- GOAL -
Extract the data exactly, missing nothing.

Recorded data
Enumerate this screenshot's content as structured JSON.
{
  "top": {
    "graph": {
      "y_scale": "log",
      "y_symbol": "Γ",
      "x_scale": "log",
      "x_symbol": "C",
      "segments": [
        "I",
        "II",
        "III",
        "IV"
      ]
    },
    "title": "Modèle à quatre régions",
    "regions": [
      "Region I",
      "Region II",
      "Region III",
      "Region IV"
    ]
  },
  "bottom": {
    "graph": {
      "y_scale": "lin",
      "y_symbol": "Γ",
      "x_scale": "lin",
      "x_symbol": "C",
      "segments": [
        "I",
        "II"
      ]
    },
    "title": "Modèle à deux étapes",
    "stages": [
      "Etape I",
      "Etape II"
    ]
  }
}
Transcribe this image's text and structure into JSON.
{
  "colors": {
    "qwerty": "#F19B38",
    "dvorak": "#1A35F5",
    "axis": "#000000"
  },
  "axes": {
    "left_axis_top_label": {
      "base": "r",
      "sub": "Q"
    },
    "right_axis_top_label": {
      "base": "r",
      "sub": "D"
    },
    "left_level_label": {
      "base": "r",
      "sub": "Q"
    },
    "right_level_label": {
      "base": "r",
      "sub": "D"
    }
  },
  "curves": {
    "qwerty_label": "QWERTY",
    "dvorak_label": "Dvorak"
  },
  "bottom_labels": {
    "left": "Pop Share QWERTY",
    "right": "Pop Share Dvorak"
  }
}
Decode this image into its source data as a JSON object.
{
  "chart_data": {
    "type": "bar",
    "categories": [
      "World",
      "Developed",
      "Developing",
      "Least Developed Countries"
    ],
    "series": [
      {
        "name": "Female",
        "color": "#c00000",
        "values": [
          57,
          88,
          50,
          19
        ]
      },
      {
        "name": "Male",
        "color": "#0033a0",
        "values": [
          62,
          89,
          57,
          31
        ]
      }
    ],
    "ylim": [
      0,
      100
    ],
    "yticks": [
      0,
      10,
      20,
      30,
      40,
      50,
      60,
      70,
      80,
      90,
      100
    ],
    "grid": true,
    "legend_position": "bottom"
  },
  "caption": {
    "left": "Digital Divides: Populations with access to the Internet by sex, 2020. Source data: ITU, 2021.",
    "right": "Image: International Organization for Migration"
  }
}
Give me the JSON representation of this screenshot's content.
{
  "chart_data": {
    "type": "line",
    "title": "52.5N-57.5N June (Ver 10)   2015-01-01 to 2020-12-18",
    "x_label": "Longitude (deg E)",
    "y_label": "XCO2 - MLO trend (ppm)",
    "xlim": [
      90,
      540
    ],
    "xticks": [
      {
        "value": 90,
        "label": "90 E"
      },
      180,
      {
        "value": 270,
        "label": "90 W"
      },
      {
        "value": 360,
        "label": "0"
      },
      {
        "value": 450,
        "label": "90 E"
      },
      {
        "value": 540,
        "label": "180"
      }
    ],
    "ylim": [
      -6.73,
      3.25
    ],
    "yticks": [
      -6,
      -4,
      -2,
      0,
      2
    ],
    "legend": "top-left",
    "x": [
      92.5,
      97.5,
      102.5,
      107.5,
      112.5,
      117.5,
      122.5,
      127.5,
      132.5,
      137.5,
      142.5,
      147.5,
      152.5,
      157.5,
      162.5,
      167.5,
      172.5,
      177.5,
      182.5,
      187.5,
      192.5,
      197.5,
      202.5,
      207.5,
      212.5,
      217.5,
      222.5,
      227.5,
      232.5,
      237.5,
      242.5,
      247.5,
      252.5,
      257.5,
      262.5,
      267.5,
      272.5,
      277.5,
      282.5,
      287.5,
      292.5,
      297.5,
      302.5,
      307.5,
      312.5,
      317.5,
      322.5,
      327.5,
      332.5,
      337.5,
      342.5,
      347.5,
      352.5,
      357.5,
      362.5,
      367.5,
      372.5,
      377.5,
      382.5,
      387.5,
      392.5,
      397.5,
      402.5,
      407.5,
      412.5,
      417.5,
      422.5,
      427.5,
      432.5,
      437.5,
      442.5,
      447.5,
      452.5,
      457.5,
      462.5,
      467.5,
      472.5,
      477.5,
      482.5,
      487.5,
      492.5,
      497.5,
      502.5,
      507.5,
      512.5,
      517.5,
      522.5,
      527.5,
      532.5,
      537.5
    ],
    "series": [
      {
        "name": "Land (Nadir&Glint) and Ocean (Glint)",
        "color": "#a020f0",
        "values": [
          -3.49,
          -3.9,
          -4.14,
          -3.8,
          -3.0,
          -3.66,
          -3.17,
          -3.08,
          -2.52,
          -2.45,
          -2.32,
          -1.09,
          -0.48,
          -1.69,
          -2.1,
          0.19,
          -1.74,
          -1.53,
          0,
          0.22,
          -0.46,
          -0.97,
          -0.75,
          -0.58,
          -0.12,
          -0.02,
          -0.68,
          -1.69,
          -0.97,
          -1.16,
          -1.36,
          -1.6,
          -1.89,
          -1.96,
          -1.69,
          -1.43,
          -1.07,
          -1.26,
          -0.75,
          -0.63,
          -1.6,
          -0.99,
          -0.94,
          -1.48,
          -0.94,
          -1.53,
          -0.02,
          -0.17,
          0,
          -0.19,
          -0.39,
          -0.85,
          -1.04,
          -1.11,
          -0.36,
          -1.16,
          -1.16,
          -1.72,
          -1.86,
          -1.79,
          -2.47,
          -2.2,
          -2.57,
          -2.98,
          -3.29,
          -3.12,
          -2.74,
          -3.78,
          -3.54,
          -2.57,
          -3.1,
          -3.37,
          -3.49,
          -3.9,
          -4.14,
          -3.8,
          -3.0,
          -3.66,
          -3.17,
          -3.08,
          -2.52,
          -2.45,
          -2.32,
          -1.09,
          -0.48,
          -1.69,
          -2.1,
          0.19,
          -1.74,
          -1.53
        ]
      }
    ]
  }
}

- RESULT OF THE EXERCISE -
Enumerate this screenshot's content as structured JSON.
{
  "top": {
    "graph": {
      "y_scale": "log",
      "y_symbol": "Γ",
      "x_scale": "log",
      "x_symbol": "C",
      "segments": [
        "I",
        "II",
        "III",
        "IV"
      ]
    },
    "title": "Modèle à quatre régions",
    "regions": [
      "Region I",
      "Region II",
      "Region III",
      "Region IV"
    ]
  },
  "bottom": {
    "graph": {
      "y_scale": "lin",
      "y_symbol": "Γ",
      "x_scale": "lin",
      "x_symbol": "C",
      "segments": [
        "I",
        "II"
      ]
    },
    "title": "Modèle à deux étapes",
    "stages": [
      "Etape I",
      "Etape II"
    ]
  }
}
Transcribe this image's text and structure into JSON.
{
  "colors": {
    "qwerty": "#F19B38",
    "dvorak": "#1A35F5",
    "axis": "#000000"
  },
  "axes": {
    "left_axis_top_label": {
      "base": "r",
      "sub": "Q"
    },
    "right_axis_top_label": {
      "base": "r",
      "sub": "D"
    },
    "left_level_label": {
      "base": "r",
      "sub": "Q"
    },
    "right_level_label": {
      "base": "r",
      "sub": "D"
    }
  },
  "curves": {
    "qwerty_label": "QWERTY",
    "dvorak_label": "Dvorak"
  },
  "bottom_labels": {
    "left": "Pop Share QWERTY",
    "right": "Pop Share Dvorak"
  }
}
Decode this image into its source data as a JSON object.
{
  "chart_data": {
    "type": "bar",
    "categories": [
      "World",
      "Developed",
      "Developing",
      "Least Developed Countries"
    ],
    "series": [
      {
        "name": "Female",
        "color": "#c00000",
        "values": [
          57,
          88,
          50,
          19
        ]
      },
      {
        "name": "Male",
        "color": "#0033a0",
        "values": [
          62,
          89,
          57,
          31
        ]
      }
    ],
    "ylim": [
      0,
      100
    ],
    "yticks": [
      0,
      10,
      20,
      30,
      40,
      50,
      60,
      70,
      80,
      90,
      100
    ],
    "grid": true,
    "legend_position": "bottom"
  },
  "caption": {
    "left": "Digital Divides: Populations with access to the Internet by sex, 2020. Source data: ITU, 2021.",
    "right": "Image: International Organization for Migration"
  }
}
Give me the JSON representation of this screenshot's content.
{
  "chart_data": {
    "type": "line",
    "title": "52.5N-57.5N June (Ver 10)   2015-01-01 to 2020-12-18",
    "x_label": "Longitude (deg E)",
    "y_label": "XCO2 - MLO trend (ppm)",
    "xlim": [
      90,
      540
    ],
    "xticks": [
      {
        "value": 90,
        "label": "90 E"
      },
      180,
      {
        "value": 270,
        "label": "90 W"
      },
      {
        "value": 360,
        "label": "0"
      },
      {
        "value": 450,
        "label": "90 E"
      },
      {
        "value": 540,
        "label": "180"
      }
    ],
    "ylim": [
      -6.73,
      3.25
    ],
    "yticks": [
      -6,
      -4,
      -2,
      0,
      2
    ],
    "legend": "top-left",
    "x": [
      92.5,
      97.5,
      102.5,
      107.5,
      112.5,
      117.5,
      122.5,
      127.5,
      132.5,
      137.5,
      142.5,
      147.5,
      152.5,
      157.5,
      162.5,
      167.5,
      172.5,
      177.5,
      182.5,
      187.5,
      192.5,
      197.5,
      202.5,
      207.5,
      212.5,
      217.5,
      222.5,
      227.5,
      232.5,
      237.5,
      242.5,
      247.5,
      252.5,
      257.5,
      262.5,
      267.5,
      272.5,
      277.5,
      282.5,
      287.5,
      292.5,
      297.5,
      302.5,
      307.5,
      312.5,
      317.5,
      322.5,
      327.5,
      332.5,
      337.5,
      342.5,
      347.5,
      352.5,
      357.5,
      362.5,
      367.5,
      372.5,
      377.5,
      382.5,
      387.5,
      392.5,
      397.5,
      402.5,
      407.5,
      412.5,
      417.5,
      422.5,
      427.5,
      432.5,
      437.5,
      442.5,
      447.5,
      452.5,
      457.5,
      462.5,
      467.5,
      472.5,
      477.5,
      482.5,
      487.5,
      492.5,
      497.5,
      502.5,
      507.5,
      512.5,
      517.5,
      522.5,
      527.5,
      532.5,
      537.5
    ],
    "series": [
      {
        "name": "Land (Nadir&Glint) and Ocean (Glint)",
        "color": "#a020f0",
        "values": [
          -3.49,
          -3.9,
          -4.14,
          -3.8,
          -3.0,
          -3.66,
          -3.17,
          -3.08,
          -2.52,
          -2.45,
          -2.32,
          -1.09,
          -0.48,
          -1.69,
          -2.1,
          0.19,
          -1.74,
          -1.53,
          0,
          0.22,
          -0.46,
          -0.97,
          -0.75,
          -0.58,
          -0.12,
          -0.02,
          -0.68,
          -1.69,
          -0.97,
          -1.16,
          -1.36,
          -1.6,
          -1.89,
          -1.96,
          -1.69,
          -1.43,
          -1.07,
          -1.26,
          -0.75,
          -0.63,
          -1.6,
          -0.99,
          -0.94,
          -1.48,
          -0.94,
          -1.53,
          -0.02,
          -0.17,
          0,
          -0.19,
          -0.39,
          -0.85,
          -1.04,
          -1.11,
          -0.36,
          -1.16,
          -1.16,
          -1.72,
          -1.86,
          -1.79,
          -2.47,
          -2.2,
          -2.57,
          -2.98,
          -3.29,
          -3.12,
          -2.74,
          -3.78,
          -3.54,
          -2.57,
          -3.1,
          -3.37,
          -3.49,
          -3.9,
          -4.14,
          -3.8,
          -3.0,
          -3.66,
          -3.17,
          -3.08,
          -2.52,
          -2.45,
          -2.32,
          -1.09,
          -0.48,
          -1.69,
          -2.1,
          0.19,
          -1.74,
          -1.53
        ]
      }
    ]
  }
}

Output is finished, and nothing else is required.